++++ Data supplied ++++

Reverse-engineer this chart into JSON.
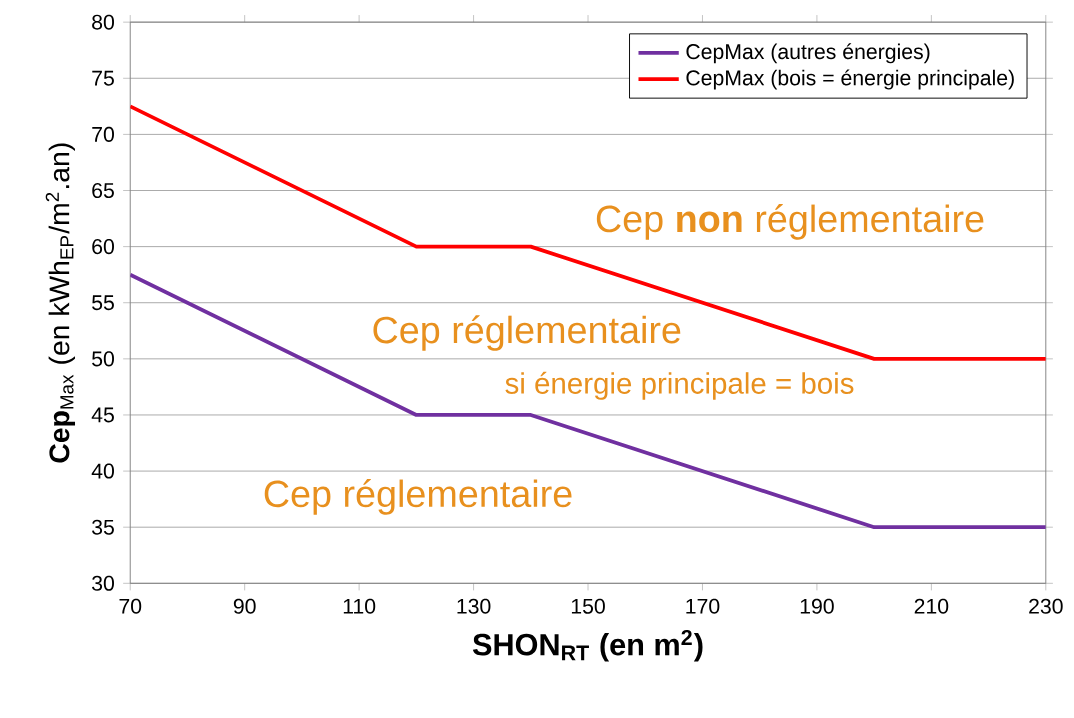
{
  "chart_data": {
    "type": "line",
    "xlabel": "SHON$_{RT}$ (en m$^{2}$)",
    "ylabel": "**Cep**$_{Max}$ (en kWh$_{EP}$/m$^{2}$.an)",
    "x": [
      70,
      120,
      140,
      200,
      230
    ],
    "series": [
      {
        "name": "CepMax (autres énergies)",
        "color": "#7030a0",
        "values": [
          57.5,
          45,
          45,
          35,
          35
        ]
      },
      {
        "name": "CepMax (bois = énergie principale)",
        "color": "#ff0000",
        "values": [
          72.5,
          60,
          60,
          50,
          50
        ]
      }
    ],
    "xlim": [
      70,
      230
    ],
    "ylim": [
      30,
      80
    ],
    "xticks": [
      70,
      90,
      110,
      130,
      150,
      170,
      190,
      210,
      230
    ],
    "yticks": [
      30,
      35,
      40,
      45,
      50,
      55,
      60,
      65,
      70,
      75,
      80
    ],
    "grid": "y",
    "legend": "top right",
    "marker": "none",
    "line_style": "solid",
    "annotations": [
      "Cep **non** réglementaire",
      "Cep réglementaire",
      "si énergie principale = bois",
      "Cep réglementaire"
    ]
  }
}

++++

## What is expected
Count how many lines above contain the word "CepMax". Reply with the number alone.

## Final answer
2